====== TEXT ZUM LESEN

Freitag, 20. Februar 2026

Das Schlauchhaus (Architektur Teil 6)

Nach all den Stilstudien muss ich jetzt mal auf die Grundprinzipien des Vietnamesischen Bauens eingehen: Das Vietnamesische Schlauchhaus (nhà ống). 

Warum sind die meisten Häuser schlauchförmig, d.h. sehr schmal, dafür sehr tief? Die meisten haben eine Breite von 3 bis 5 Metern (es gibt sogar 1.2 m schmale). In der Tiefe sind sie aber 10 bis 20 m lang. Der Grund dafür ist, dass ursprünglich Steuern nach der Breite der Front erhoben wurden. In den 50er Jahren wurde das Land neu aufgeteilt, die Parzellenformen jedoch sind geblieben. 
(Ausschnitt © WebGIS TP.HCM)

Damit kommt man bis heute gut zurecht, denn es ist auch für die Wärmeregulierung optimal: Front und Rückseite mit Fenstern und Türen haben eine kleine Fläche, die fensterlosen Seitenwände isolieren. 
(Illustration © KIẾN TRÚC VIỆT NAM)

============

ARBEITSAUFTRÄGE –
1: Schreiben Sie aus dem Text über das Schlauchhaus die Stelle von "Nach all den" bis einschließlich "TRÚC VIỆT NAM)" wortgetreu ab.
2: Nach welchem Maß wurden laut dem Text über das Schlauchhaus ursprünglich die Steuern erhoben?

====== BEREITGESTELLTE ANGABEN

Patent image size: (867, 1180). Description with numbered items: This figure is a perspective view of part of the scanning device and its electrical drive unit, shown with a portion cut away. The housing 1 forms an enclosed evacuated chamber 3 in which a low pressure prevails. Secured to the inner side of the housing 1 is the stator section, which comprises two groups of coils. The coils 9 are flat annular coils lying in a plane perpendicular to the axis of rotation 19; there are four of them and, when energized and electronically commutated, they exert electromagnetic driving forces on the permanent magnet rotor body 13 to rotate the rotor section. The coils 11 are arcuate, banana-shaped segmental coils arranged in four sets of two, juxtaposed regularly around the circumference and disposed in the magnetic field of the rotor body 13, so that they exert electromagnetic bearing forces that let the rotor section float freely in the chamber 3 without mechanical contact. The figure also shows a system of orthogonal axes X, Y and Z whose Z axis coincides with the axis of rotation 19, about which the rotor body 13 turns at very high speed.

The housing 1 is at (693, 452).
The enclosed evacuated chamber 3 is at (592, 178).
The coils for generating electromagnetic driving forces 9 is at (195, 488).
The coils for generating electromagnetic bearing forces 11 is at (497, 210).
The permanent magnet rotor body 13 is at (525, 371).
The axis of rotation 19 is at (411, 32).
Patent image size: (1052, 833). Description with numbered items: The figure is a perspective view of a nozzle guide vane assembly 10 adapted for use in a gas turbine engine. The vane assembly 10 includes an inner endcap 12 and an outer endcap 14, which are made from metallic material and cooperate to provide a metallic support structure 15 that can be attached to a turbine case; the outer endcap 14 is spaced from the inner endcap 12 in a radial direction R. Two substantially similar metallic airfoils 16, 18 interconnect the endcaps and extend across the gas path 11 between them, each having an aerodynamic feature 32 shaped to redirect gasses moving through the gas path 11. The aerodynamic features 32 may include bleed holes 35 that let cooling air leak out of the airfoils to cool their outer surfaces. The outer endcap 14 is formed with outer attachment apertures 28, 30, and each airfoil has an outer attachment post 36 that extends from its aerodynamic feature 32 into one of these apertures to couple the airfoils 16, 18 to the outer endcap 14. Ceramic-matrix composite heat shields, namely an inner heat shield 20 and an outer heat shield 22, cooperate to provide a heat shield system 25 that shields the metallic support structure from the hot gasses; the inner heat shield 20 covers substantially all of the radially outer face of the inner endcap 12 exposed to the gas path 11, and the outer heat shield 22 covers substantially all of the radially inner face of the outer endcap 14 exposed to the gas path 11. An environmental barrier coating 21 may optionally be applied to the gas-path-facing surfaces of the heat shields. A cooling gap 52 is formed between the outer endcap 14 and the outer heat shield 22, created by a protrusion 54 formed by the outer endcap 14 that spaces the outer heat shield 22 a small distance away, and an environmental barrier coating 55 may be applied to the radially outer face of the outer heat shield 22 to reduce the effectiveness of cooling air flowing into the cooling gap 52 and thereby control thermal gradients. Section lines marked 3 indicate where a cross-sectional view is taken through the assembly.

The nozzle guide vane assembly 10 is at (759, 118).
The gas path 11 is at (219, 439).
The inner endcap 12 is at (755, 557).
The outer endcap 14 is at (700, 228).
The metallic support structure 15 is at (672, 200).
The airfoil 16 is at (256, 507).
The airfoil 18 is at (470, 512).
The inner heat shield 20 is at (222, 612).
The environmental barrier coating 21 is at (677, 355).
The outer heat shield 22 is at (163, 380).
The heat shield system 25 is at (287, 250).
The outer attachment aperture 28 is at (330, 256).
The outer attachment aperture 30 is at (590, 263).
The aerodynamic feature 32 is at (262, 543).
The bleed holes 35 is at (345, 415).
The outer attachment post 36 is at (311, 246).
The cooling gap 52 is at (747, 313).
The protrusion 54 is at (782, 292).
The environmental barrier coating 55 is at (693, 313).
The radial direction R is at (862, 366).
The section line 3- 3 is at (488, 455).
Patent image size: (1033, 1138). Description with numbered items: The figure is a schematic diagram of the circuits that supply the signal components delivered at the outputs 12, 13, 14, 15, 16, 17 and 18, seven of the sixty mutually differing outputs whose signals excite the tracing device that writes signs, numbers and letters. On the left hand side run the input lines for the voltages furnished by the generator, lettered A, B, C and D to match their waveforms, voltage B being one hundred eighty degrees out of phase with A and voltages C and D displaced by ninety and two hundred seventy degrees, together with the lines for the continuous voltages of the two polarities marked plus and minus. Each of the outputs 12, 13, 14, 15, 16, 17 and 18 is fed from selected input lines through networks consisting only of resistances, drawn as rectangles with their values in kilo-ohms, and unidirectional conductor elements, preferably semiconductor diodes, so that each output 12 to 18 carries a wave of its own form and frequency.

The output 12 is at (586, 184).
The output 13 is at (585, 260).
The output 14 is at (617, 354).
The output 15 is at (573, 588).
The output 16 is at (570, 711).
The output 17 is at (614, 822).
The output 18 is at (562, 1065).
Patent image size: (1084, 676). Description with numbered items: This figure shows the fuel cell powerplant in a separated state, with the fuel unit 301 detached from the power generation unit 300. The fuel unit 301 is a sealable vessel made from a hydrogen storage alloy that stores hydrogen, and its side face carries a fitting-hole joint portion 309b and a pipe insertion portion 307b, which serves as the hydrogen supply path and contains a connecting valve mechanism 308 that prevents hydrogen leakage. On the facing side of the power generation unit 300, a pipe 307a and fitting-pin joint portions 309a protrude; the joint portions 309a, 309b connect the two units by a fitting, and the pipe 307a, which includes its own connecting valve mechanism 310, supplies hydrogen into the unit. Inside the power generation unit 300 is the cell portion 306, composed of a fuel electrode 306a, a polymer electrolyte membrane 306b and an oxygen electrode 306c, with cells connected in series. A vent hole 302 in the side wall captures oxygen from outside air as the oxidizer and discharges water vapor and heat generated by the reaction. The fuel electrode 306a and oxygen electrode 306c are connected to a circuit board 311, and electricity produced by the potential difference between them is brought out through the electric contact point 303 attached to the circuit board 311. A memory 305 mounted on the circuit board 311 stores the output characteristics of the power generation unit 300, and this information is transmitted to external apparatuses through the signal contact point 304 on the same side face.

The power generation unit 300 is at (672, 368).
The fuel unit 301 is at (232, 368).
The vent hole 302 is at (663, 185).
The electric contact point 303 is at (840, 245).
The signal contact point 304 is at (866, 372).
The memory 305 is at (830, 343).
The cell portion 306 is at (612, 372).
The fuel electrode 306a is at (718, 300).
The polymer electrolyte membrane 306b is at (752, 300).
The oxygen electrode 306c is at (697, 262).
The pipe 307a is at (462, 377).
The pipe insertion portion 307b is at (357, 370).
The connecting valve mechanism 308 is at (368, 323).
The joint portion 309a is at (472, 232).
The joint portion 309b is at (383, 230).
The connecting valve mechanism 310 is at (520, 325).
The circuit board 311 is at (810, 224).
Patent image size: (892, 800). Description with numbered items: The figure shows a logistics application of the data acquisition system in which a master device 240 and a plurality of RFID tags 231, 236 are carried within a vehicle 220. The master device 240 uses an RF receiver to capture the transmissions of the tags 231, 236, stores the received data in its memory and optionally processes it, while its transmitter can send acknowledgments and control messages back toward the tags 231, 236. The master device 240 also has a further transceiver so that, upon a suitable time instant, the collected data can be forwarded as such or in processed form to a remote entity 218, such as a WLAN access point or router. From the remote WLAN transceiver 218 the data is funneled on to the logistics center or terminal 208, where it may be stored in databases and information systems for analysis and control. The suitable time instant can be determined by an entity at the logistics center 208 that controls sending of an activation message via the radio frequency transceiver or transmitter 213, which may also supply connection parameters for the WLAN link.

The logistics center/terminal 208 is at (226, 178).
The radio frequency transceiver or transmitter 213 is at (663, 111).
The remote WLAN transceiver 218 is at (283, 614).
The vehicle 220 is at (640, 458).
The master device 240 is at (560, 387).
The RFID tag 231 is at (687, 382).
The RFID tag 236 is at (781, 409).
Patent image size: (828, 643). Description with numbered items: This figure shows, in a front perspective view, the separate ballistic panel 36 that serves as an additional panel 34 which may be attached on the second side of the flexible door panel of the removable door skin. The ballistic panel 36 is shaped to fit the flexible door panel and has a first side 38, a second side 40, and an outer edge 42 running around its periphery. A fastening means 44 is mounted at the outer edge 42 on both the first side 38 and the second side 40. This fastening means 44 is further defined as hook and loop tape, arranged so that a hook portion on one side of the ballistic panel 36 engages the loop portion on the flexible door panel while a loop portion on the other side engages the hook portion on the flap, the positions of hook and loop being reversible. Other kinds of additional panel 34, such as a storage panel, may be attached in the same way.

============

LÖSUNGEN IM EINZELNEN –
1:
Nach all den Stilstudien muss ich jetzt mal auf die Grundprinzipien des Vietnamesischen Bauens eingehen: Das Vietnamesische Schlauchhaus (nhà ống). 

Warum sind die meisten Häuser schlauchförmig, d.h. sehr schmal, dafür sehr tief? Die meisten haben eine Breite von 3 bis 5 Metern (es gibt sogar 1.2 m schmale). In der Tiefe sind sie aber 10 bis 20 m lang. Der Grund dafür ist, dass ursprünglich Steuern nach der Breite der Front erhoben wurden. In den 50er Jahren wurde das Land neu aufgeteilt, die Parzellenformen jedoch sind geblieben. 
(Ausschnitt © WebGIS TP.HCM)

Damit kommt man bis heute gut zurecht, denn es ist auch für die Wärmeregulierung optimal: Front und Rückseite mit Fenstern und Türen haben eine kleine Fläche, die fensterlosen Seitenwände isolieren. 
(Illustration © KIẾN TRÚC VIỆT NAM)

2: Nach der Breite der Front.